* _What you are asked to do_
Seek out every line containing the word "people", and copy each.

### Supplied records ###

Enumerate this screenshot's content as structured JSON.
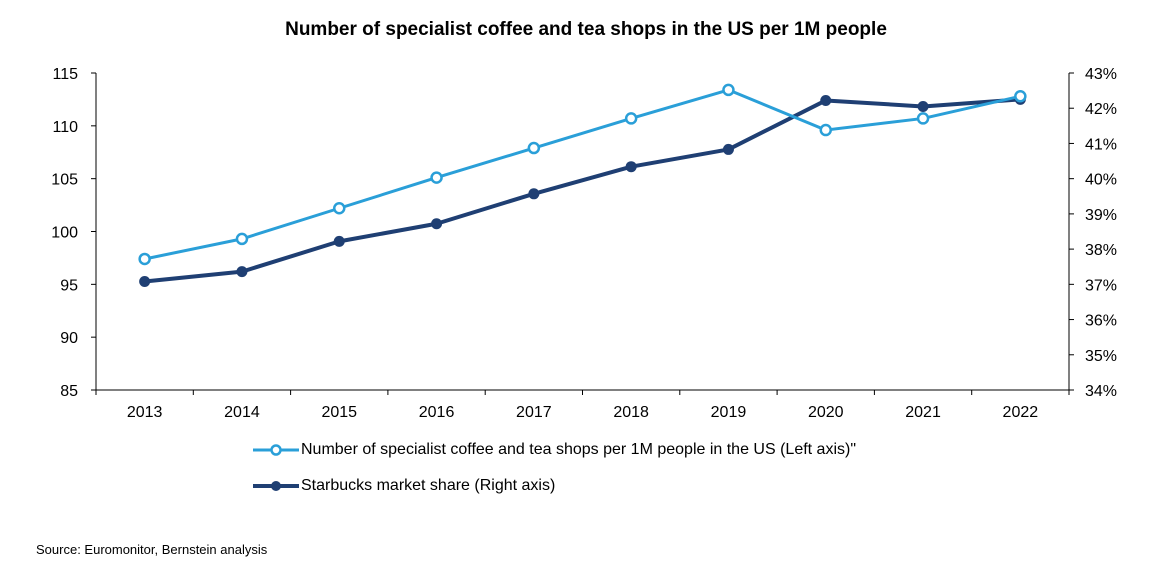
{
  "chart_data": {
    "type": "line",
    "title": "Number of specialist coffee and tea shops in the US per 1M people",
    "categories": [
      "2013",
      "2014",
      "2015",
      "2016",
      "2017",
      "2018",
      "2019",
      "2020",
      "2021",
      "2022"
    ],
    "y_left": {
      "range": [
        85,
        115
      ],
      "ticks": [
        "85",
        "90",
        "95",
        "100",
        "105",
        "110",
        "115"
      ]
    },
    "y_right": {
      "range": [
        34,
        43
      ],
      "ticks": [
        "34%",
        "35%",
        "36%",
        "37%",
        "38%",
        "39%",
        "40%",
        "41%",
        "42%",
        "43%"
      ]
    },
    "series": [
      {
        "name": "Number of specialist coffee and tea shops per 1M people in the US (Left axis)\"",
        "axis": "left",
        "color": "#2a9fd8",
        "marker": "hollow-circle",
        "values": [
          97.4,
          99.3,
          102.2,
          105.1,
          107.9,
          110.7,
          113.4,
          109.6,
          110.7,
          112.8
        ]
      },
      {
        "name": "Starbucks market share (Right axis)",
        "axis": "right",
        "color": "#1f3f73",
        "marker": "filled-circle",
        "values": [
          37.08,
          37.36,
          38.22,
          38.72,
          39.57,
          40.34,
          40.83,
          42.22,
          42.05,
          42.25
        ]
      }
    ],
    "grid": false,
    "legend_position": "bottom-left"
  },
  "source": "Source: Euromonitor, Bernstein analysis"
}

###

* _Answer below_
    "title": "Number of specialist coffee and tea shops in the US per 1M people",
        "name": "Number of specialist coffee and tea shops per 1M people in the US (Left axis)\"",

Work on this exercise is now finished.